▶ _EXERCISE_:
Go through the entries one line at a time, and gather every line that has the word "Reusable".

(Recorded data)

◆ ◆ ◆

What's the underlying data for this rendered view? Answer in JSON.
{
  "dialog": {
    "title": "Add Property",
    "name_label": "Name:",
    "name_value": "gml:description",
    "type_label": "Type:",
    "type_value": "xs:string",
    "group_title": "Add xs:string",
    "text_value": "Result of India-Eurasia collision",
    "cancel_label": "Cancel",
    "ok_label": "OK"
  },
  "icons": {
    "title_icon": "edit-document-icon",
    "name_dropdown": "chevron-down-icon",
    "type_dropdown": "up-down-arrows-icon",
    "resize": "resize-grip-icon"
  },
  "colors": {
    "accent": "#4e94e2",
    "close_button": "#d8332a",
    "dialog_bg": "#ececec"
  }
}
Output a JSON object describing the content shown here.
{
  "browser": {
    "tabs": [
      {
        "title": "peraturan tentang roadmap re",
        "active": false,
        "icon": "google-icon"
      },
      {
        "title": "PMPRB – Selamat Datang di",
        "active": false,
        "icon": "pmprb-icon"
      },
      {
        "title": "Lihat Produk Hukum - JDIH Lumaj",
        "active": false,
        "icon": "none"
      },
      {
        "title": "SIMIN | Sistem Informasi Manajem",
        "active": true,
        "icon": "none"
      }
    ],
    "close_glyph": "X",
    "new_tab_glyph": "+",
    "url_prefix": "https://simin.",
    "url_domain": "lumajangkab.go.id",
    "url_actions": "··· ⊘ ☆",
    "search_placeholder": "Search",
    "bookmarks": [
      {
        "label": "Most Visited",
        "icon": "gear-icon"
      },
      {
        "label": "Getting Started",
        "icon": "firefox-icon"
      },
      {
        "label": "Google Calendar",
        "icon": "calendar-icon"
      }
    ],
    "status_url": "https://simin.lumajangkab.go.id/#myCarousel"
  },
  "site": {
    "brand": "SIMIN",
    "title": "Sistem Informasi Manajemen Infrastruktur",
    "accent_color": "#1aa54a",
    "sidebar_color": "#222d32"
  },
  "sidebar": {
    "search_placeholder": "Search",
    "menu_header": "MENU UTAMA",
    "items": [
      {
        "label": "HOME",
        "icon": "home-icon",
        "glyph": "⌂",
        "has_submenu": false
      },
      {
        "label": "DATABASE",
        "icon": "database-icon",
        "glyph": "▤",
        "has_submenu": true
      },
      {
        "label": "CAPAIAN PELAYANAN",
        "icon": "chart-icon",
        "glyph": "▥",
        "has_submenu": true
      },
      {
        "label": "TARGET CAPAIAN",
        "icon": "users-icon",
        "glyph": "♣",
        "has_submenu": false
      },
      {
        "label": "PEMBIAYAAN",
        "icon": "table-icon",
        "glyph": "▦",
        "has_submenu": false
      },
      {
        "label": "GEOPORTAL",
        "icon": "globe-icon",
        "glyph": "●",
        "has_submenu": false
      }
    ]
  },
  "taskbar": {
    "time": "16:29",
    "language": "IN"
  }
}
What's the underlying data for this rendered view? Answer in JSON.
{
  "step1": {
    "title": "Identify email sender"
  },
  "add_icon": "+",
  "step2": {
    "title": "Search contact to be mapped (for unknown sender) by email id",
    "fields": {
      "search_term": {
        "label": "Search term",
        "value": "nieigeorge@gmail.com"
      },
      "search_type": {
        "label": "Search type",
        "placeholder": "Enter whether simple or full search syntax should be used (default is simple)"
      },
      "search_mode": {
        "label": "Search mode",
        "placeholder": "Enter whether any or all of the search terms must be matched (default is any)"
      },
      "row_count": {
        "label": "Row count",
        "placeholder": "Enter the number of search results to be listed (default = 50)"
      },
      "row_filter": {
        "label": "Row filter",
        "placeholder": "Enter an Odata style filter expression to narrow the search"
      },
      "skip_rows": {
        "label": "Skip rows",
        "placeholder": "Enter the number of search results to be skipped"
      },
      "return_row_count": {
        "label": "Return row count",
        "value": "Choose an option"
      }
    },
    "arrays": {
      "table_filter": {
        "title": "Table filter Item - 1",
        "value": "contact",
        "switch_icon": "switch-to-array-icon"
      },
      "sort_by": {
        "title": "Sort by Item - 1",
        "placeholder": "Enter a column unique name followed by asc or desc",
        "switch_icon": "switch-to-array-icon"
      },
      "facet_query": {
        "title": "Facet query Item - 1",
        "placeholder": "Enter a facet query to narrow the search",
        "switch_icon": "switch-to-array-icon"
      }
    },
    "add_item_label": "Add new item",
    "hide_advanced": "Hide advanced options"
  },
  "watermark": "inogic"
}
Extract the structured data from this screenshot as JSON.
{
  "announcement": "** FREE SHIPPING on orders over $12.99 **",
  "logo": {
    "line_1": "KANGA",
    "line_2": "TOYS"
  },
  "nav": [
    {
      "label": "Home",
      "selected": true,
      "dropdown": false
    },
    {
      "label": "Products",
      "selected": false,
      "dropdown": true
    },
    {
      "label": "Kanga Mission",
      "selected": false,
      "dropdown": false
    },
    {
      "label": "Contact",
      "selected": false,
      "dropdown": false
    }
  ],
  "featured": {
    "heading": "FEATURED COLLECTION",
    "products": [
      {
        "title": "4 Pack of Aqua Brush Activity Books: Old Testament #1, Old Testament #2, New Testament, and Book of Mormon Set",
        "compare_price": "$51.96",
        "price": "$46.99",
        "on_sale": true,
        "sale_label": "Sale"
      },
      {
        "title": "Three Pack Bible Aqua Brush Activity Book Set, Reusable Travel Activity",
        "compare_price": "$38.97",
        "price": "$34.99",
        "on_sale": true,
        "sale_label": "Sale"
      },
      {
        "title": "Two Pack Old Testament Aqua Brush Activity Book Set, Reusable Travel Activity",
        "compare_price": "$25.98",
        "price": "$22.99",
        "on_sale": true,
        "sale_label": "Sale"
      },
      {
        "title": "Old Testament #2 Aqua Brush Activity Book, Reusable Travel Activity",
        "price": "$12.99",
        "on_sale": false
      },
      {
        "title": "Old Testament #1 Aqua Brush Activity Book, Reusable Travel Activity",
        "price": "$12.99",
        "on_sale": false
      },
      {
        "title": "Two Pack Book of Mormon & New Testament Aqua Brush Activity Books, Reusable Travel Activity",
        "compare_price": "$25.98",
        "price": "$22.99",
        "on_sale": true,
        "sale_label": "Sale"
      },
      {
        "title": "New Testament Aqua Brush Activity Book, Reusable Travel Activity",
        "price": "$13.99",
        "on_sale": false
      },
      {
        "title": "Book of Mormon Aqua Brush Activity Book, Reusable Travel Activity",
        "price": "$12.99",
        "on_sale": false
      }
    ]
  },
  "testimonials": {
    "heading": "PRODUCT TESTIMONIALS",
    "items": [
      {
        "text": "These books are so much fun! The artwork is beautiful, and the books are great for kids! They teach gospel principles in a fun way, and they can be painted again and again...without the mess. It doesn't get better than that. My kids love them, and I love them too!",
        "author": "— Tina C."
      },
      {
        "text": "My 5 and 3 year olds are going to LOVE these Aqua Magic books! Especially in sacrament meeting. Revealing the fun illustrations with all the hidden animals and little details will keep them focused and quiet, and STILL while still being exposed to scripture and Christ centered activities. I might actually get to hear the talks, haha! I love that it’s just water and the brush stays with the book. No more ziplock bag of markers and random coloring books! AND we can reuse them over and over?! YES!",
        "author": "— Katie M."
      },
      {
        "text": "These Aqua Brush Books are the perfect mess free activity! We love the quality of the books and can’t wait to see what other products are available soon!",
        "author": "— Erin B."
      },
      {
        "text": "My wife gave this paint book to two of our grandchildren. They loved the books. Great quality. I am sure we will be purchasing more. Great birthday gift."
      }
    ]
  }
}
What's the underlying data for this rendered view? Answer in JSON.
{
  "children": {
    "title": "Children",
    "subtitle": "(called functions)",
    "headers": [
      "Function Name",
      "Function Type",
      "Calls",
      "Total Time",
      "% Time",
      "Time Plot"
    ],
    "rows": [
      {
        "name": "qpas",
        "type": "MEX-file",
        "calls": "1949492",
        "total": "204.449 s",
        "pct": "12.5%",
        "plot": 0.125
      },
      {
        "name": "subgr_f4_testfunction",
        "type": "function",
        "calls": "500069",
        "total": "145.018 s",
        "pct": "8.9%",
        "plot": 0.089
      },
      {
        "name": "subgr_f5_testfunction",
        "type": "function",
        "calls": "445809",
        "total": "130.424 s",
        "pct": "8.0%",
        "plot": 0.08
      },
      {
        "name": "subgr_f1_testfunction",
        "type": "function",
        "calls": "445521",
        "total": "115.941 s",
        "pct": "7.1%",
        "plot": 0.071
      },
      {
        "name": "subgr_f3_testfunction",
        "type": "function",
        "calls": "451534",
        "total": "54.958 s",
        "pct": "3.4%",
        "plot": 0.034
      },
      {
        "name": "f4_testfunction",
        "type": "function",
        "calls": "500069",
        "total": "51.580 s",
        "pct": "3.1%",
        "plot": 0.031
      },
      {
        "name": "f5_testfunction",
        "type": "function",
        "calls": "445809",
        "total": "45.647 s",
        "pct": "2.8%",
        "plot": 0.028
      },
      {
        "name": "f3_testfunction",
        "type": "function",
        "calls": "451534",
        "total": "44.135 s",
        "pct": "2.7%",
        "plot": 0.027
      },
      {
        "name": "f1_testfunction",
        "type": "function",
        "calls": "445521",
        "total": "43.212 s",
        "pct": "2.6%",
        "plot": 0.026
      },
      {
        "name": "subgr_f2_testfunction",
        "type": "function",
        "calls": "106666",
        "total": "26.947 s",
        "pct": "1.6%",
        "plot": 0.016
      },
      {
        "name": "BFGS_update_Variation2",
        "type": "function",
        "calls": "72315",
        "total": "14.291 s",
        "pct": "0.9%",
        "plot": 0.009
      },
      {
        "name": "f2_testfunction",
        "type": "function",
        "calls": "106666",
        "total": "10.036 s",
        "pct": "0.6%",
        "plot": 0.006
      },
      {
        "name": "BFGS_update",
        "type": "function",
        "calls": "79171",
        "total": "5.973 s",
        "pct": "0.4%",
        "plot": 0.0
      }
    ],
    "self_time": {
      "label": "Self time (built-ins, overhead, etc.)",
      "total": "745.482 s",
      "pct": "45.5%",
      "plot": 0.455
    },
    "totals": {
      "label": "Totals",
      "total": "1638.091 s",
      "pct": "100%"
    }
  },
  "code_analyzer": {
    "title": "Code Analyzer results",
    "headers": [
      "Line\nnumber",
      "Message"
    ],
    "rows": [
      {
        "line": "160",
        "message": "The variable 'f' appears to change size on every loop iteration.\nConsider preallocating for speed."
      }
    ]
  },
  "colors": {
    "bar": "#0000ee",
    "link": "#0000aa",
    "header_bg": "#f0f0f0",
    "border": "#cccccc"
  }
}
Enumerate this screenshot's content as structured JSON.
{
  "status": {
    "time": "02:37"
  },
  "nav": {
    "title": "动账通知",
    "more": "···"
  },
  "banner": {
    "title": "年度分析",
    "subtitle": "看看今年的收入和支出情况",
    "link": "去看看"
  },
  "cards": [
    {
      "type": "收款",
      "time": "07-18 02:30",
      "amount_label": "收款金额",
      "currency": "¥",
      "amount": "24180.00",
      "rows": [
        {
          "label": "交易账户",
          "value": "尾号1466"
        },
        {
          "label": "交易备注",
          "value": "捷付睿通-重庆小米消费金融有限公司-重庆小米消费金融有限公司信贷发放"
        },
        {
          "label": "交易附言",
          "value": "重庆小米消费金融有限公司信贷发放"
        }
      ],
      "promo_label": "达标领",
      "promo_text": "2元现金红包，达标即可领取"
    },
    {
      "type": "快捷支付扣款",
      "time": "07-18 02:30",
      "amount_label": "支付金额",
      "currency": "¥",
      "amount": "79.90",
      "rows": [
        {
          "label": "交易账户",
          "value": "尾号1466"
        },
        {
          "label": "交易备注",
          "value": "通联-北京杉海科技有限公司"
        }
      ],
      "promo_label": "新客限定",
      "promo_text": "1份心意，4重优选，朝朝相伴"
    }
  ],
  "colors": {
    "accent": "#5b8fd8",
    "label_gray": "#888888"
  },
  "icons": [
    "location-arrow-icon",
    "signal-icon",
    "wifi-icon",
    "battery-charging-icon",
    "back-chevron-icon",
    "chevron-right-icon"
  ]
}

◆ ◆ ◆

▶ _REPLY TO THE EXERCISE_:
        "title": "Three Pack Bible Aqua Brush Activity Book Set, Reusable Travel Activity",
        "title": "Two Pack Old Testament Aqua Brush Activity Book Set, Reusable Travel Activity",
        "title": "Old Testament #2 Aqua Brush Activity Book, Reusable Travel Activity",
        "title": "Old Testament #1 Aqua Brush Activity Book, Reusable Travel Activity",
        "title": "Two Pack Book of Mormon & New Testament Aqua Brush Activity Books, Reusable Travel Activity",
        "title": "New Testament Aqua Brush Activity Book, Reusable Travel Activity",
        "title": "Book of Mormon Aqua Brush Activity Book, Reusable Travel Activity",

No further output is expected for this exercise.